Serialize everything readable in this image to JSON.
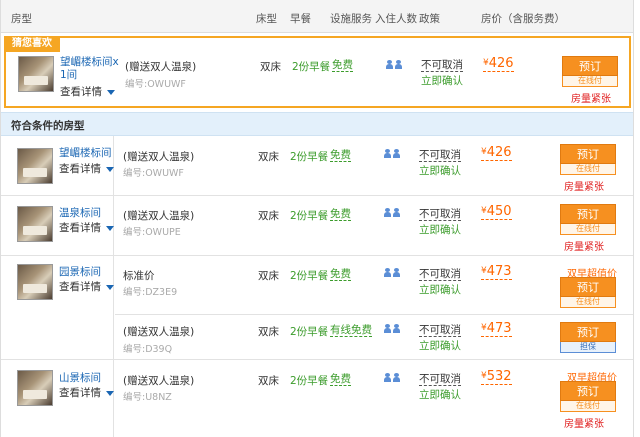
{
  "header": {
    "room_type": "房型",
    "bed": "床型",
    "breakfast": "早餐",
    "facilities": "设施服务",
    "occupancy": "入住人数",
    "policy": "政策",
    "price": "房价（含服务费）"
  },
  "featured": {
    "tag": "猜您喜欢",
    "room_name_line1": "望嵋楼标间x",
    "room_name_line2": "1间",
    "detail": "查看详情",
    "package": "(赠送双人温泉)",
    "code": "编号:OWUWF",
    "bed": "双床",
    "breakfast": "2份早餐",
    "facility": "免费",
    "policy": "不可取消",
    "confirm": "立即确认",
    "currency": "¥",
    "price": "426",
    "book": "预订",
    "pay": "在线付",
    "status": "房量紧张"
  },
  "section_title": "符合条件的房型",
  "rows": [
    {
      "room_name": "望嵋楼标间",
      "detail": "查看详情",
      "package": "(赠送双人温泉)",
      "code": "编号:OWUWF",
      "bed": "双床",
      "breakfast": "2份早餐",
      "facility": "免费",
      "policy": "不可取消",
      "confirm": "立即确认",
      "currency": "¥",
      "price": "426",
      "book": "预订",
      "pay": "在线付",
      "status": "房量紧张"
    },
    {
      "room_name": "温泉标间",
      "detail": "查看详情",
      "package": "(赠送双人温泉)",
      "code": "编号:OWUPE",
      "bed": "双床",
      "breakfast": "2份早餐",
      "facility": "免费",
      "policy": "不可取消",
      "confirm": "立即确认",
      "currency": "¥",
      "price": "450",
      "book": "预订",
      "pay": "在线付",
      "status": "房量紧张"
    },
    {
      "room_name": "园景标间",
      "detail": "查看详情",
      "package": "标准价",
      "code": "编号:DZ3E9",
      "bed": "双床",
      "breakfast": "2份早餐",
      "facility": "免费",
      "policy": "不可取消",
      "confirm": "立即确认",
      "currency": "¥",
      "price": "473",
      "deal": "双早超值价",
      "book": "预订",
      "pay": "在线付"
    },
    {
      "package": "(赠送双人温泉)",
      "code": "编号:D39Q",
      "bed": "双床",
      "breakfast": "2份早餐",
      "facility": "有线免费",
      "policy": "不可取消",
      "confirm": "立即确认",
      "currency": "¥",
      "price": "473",
      "book": "预订",
      "guarantee": "担保"
    },
    {
      "room_name": "山景标间",
      "detail": "查看详情",
      "package": "(赠送双人温泉)",
      "code": "编号:U8NZ",
      "bed": "双床",
      "breakfast": "2份早餐",
      "facility": "免费",
      "policy": "不可取消",
      "confirm": "立即确认",
      "currency": "¥",
      "price": "532",
      "deal": "双早超值价",
      "book": "预订",
      "pay": "在线付",
      "status": "房量紧张"
    }
  ],
  "colors": {
    "accent_orange": "#f69020",
    "price_orange": "#ff6600",
    "link_blue": "#1a66b3",
    "green": "#3c9c2c",
    "alert_red": "#e02020",
    "section_bg": "#e3f0fb"
  }
}
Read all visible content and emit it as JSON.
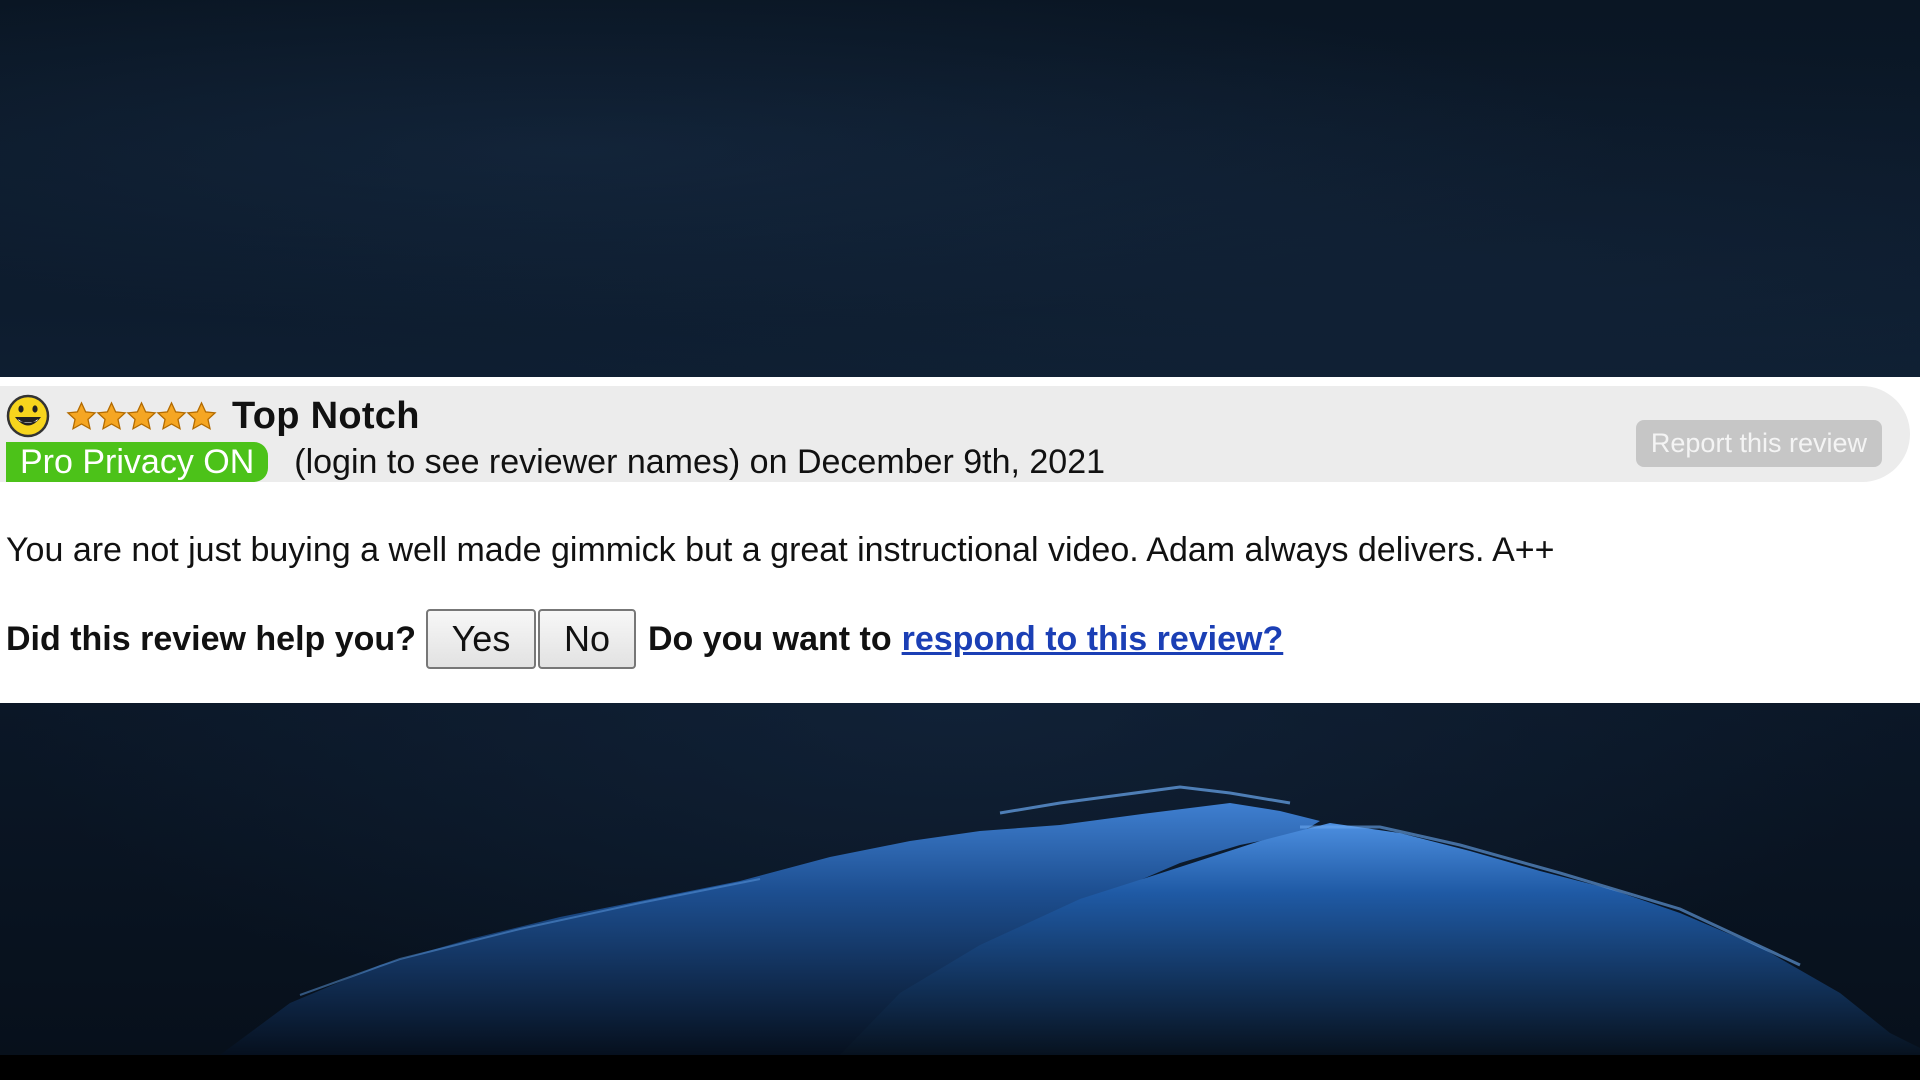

**Set problem**
Report the count of lines in the entries that contain the string "code", and nothing besides it.

**Finished exercise**
6